## Document extract
**********
GraphRAG Chatbot

A full-stack GraphRAG (Graph Retrieval Augmented Generation) chatbot application built with FastAPI + Langchain backend and Next.js frontend. The system leverages Google Cloud Spanner for graph storage, Vertex AI for embeddings (text-embedding-004) and LLM (Gemini 2.5 flash) capabilities, and deploys seamlessly to Google Cloud Platform.

Live Demo

Frontend: https://frontend-471866182091.us-central1.run.app
Backend API: https://graphrag-chatbot-471866182091.us-central1.run.app
API Documentation: https://graphrag-chatbot-471866182091.us-central1.run.app/docs

Architecture

GraphRAG Workflow

Data Scraping and Ingestion workflow

Tech Stack

Backend

FastAPI: High-performance Python web framework
Google Cloud Spanner: Distributed SQL database for graph storage
Vertex AI: LLM (text-bison) and embedding (textembedding-gecko) models
GraphRAG: Knowledge graph-based retrieval augmented generation
Docker: Containerization for consistent deployment
*Crawl4AI: Playwright based web scrapper for collecting site data

Frontend

Next.js 15: React framework with App Router
TypeScript: Type-safe development
Tailwind CSS: Utility-first CSS framework
Radix UI: Headless UI components
React Hook Form: Form management
Markdown Rendering: Rich response formatting

Infrastructure

Google Cloud Run: Serverless container deployment
Google Container Registry: Docker image storage
Google Spanner DB: Managed Graph DB for knowledge graph
Google Vertex AI: LLM and Embeddings modals

📋 Prerequisites

Before starting, ensure you have:

Google Cloud Project with billing enabled
gcloud CLI installed and authenticated
Docker installed locally
Node.js 18+ and Python 3.11+
Service Account Key with appropriate permissions

Required Google Cloud APIs

Cloud Spanner API
Vertex AI API
Cloud Run API
Cloud Build API
Container Registry API

🚀 Quick Start

Option 1: Local Development with Docker

# Clone the repository
git clone <your-repo-url>
cd GraphRAG-Chatbot

# Start all services with Docker Compose
docker-compose up -d

# Access the application
# Frontend: http://localhost:3000
# Backend: http://localhost:8000
# API Docs: http://localhost:8000/docs

Option 2: Manual Local Setup

# 1. Backend Setup
cd backend
python -m venv venv
source venv/bin/activate  # On Windows: venv\Scripts\activate
pip install -r requirements.txt

# Configure environment
cp .env.example .env
# Edit .env with your settings

# Start backend
python start_server.py

# 2. Frontend Setup (in new terminal)
**********
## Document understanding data
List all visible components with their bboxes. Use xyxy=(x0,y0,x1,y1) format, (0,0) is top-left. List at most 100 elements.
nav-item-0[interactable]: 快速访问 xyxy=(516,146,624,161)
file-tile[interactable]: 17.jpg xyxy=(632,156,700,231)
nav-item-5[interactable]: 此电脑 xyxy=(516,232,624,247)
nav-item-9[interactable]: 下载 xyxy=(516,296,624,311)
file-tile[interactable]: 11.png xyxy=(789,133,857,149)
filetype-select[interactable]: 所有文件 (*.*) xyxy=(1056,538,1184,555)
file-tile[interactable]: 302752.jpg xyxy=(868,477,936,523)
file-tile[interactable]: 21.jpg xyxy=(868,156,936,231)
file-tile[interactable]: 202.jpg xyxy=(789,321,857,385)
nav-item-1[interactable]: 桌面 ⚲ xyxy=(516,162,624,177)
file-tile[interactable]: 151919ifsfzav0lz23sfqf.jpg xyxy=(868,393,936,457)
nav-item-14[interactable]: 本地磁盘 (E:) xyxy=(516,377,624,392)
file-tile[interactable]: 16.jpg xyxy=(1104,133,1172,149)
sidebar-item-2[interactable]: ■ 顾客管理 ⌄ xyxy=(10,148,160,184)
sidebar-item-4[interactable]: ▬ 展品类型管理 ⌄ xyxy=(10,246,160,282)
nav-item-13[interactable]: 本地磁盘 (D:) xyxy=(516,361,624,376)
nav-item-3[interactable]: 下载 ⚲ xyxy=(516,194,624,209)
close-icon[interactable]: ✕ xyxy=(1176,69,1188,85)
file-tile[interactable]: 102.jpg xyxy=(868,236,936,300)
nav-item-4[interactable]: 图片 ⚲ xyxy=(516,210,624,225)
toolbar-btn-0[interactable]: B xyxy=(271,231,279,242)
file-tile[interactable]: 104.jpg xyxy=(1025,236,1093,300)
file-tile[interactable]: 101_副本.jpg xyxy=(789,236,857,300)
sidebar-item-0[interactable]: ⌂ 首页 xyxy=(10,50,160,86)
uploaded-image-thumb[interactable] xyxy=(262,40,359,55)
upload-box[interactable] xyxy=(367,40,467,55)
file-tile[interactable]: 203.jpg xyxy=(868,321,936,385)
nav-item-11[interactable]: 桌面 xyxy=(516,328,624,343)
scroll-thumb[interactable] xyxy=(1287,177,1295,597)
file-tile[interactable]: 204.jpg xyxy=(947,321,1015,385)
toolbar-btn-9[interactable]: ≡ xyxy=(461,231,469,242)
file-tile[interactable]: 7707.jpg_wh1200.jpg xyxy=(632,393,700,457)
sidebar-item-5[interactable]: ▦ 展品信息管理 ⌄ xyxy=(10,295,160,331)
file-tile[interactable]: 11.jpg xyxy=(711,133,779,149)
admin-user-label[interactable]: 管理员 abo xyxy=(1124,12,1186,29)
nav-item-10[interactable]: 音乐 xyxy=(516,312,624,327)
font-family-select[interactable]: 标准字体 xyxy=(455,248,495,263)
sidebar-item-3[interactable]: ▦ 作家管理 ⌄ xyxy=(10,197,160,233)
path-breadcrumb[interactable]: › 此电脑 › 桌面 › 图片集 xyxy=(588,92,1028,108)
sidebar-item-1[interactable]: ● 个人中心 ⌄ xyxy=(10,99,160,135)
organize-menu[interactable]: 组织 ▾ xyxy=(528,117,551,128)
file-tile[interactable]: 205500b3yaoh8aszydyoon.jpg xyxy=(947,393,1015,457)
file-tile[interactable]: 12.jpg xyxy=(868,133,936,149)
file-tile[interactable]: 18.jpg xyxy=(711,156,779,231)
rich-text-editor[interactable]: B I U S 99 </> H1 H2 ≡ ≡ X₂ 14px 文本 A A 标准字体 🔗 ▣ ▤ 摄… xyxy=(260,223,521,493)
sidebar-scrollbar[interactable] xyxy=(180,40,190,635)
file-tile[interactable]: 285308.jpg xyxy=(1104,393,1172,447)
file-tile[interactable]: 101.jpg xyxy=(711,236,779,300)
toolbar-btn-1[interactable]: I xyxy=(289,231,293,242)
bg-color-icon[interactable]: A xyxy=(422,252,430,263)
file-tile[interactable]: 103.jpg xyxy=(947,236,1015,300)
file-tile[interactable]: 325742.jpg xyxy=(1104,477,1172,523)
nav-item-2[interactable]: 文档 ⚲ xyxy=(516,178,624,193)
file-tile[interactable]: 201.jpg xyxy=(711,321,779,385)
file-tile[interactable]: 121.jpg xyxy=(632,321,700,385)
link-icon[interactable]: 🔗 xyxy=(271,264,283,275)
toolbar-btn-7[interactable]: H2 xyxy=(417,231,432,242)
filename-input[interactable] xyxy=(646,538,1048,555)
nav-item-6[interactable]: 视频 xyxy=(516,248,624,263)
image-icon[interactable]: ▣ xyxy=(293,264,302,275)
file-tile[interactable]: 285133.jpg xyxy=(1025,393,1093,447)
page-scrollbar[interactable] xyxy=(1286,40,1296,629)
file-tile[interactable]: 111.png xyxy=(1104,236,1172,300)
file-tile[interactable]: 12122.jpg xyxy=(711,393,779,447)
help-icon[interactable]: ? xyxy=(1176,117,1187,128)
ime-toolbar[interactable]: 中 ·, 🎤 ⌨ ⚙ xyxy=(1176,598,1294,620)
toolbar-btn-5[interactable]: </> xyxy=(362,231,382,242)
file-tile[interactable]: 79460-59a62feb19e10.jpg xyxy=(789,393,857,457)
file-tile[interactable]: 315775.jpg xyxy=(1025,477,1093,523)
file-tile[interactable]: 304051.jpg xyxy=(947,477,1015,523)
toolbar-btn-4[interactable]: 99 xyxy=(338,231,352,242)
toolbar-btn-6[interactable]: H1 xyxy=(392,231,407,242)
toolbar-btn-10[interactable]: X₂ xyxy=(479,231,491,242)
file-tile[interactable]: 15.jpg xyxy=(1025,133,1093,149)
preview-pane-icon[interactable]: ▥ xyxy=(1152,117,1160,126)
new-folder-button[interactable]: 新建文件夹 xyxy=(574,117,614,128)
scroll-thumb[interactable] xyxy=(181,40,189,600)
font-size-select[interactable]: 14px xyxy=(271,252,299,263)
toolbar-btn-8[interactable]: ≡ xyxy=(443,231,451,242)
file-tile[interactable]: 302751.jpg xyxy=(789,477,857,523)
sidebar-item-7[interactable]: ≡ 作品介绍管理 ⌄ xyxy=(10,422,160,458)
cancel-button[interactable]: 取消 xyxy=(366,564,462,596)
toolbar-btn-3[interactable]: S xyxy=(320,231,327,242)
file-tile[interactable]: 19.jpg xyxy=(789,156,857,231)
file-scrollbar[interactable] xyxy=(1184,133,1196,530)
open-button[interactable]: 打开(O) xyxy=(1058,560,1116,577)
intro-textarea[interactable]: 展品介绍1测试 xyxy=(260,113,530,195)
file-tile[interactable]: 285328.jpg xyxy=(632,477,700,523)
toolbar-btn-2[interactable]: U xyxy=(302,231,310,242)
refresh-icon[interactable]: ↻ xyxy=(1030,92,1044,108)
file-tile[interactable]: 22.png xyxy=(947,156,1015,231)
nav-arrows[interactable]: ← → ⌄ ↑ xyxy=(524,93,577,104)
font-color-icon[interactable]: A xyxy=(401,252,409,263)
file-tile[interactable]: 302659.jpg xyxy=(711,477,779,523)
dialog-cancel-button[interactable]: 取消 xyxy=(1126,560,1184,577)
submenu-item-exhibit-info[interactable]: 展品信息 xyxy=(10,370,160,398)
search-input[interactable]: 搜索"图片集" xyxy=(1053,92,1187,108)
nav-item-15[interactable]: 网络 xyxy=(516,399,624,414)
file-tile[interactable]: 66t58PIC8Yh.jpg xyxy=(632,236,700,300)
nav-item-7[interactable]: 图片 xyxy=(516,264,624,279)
**********
Copy the GraphRAG Chatbot text starting with "A full-stack GraphRAG" and going on through "Google Cloud Platform.", and switch every "FastAPI" to "Flask".

A full-stack GraphRAG (Graph Retrieval Augmented Generation) chatbot application built with Flask + Langchain backend and Next.js frontend. The system leverages Google Cloud Spanner for graph storage, Vertex AI for embeddings (text-embedding-004) and LLM (Gemini 2.5 flash) capabilities, and deploys seamlessly to Google Cloud Platform.